## EXERCISE GOAL
Write out the records that appear below, verbatim and complete, but without pictures.

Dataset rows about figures
---*---

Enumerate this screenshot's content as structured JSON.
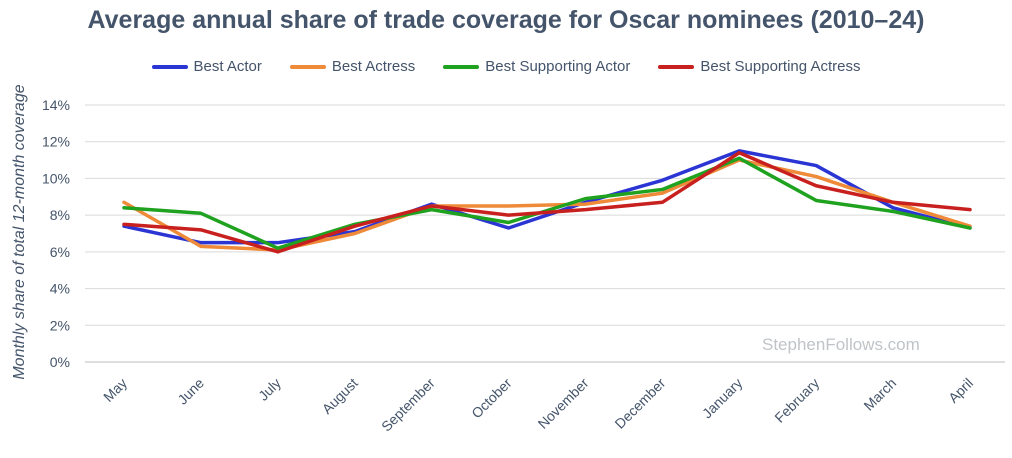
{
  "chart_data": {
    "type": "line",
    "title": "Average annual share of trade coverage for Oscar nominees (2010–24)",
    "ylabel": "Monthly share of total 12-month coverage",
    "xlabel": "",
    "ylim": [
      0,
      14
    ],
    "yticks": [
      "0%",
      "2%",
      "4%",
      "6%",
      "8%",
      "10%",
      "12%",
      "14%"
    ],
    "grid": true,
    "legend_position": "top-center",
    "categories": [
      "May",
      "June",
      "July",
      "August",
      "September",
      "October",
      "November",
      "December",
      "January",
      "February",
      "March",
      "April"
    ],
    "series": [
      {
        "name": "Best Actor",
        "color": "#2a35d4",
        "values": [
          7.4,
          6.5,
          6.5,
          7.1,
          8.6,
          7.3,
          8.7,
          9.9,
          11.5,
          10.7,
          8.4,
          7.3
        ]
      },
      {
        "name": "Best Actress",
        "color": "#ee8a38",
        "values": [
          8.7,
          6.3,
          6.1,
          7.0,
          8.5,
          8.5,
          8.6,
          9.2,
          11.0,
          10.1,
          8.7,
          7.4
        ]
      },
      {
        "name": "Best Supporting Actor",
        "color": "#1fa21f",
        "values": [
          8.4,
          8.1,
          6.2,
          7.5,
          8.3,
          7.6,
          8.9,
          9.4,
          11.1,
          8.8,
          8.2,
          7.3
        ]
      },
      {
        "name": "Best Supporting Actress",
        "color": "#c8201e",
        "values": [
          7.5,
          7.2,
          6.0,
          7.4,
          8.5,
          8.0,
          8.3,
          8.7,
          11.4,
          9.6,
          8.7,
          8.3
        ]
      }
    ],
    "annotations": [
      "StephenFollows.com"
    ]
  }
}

---*---

## FINAL RESULT
Enumerate this screenshot's content as structured JSON.
{
  "chart_data": {
    "type": "line",
    "title": "Average annual share of trade coverage for Oscar nominees (2010–24)",
    "ylabel": "Monthly share of total 12-month coverage",
    "xlabel": "",
    "ylim": [
      0,
      14
    ],
    "yticks": [
      "0%",
      "2%",
      "4%",
      "6%",
      "8%",
      "10%",
      "12%",
      "14%"
    ],
    "grid": true,
    "legend_position": "top-center",
    "categories": [
      "May",
      "June",
      "July",
      "August",
      "September",
      "October",
      "November",
      "December",
      "January",
      "February",
      "March",
      "April"
    ],
    "series": [
      {
        "name": "Best Actor",
        "color": "#2a35d4",
        "values": [
          7.4,
          6.5,
          6.5,
          7.1,
          8.6,
          7.3,
          8.7,
          9.9,
          11.5,
          10.7,
          8.4,
          7.3
        ]
      },
      {
        "name": "Best Actress",
        "color": "#ee8a38",
        "values": [
          8.7,
          6.3,
          6.1,
          7.0,
          8.5,
          8.5,
          8.6,
          9.2,
          11.0,
          10.1,
          8.7,
          7.4
        ]
      },
      {
        "name": "Best Supporting Actor",
        "color": "#1fa21f",
        "values": [
          8.4,
          8.1,
          6.2,
          7.5,
          8.3,
          7.6,
          8.9,
          9.4,
          11.1,
          8.8,
          8.2,
          7.3
        ]
      },
      {
        "name": "Best Supporting Actress",
        "color": "#c8201e",
        "values": [
          7.5,
          7.2,
          6.0,
          7.4,
          8.5,
          8.0,
          8.3,
          8.7,
          11.4,
          9.6,
          8.7,
          8.3
        ]
      }
    ],
    "annotations": [
      "StephenFollows.com"
    ]
  }
}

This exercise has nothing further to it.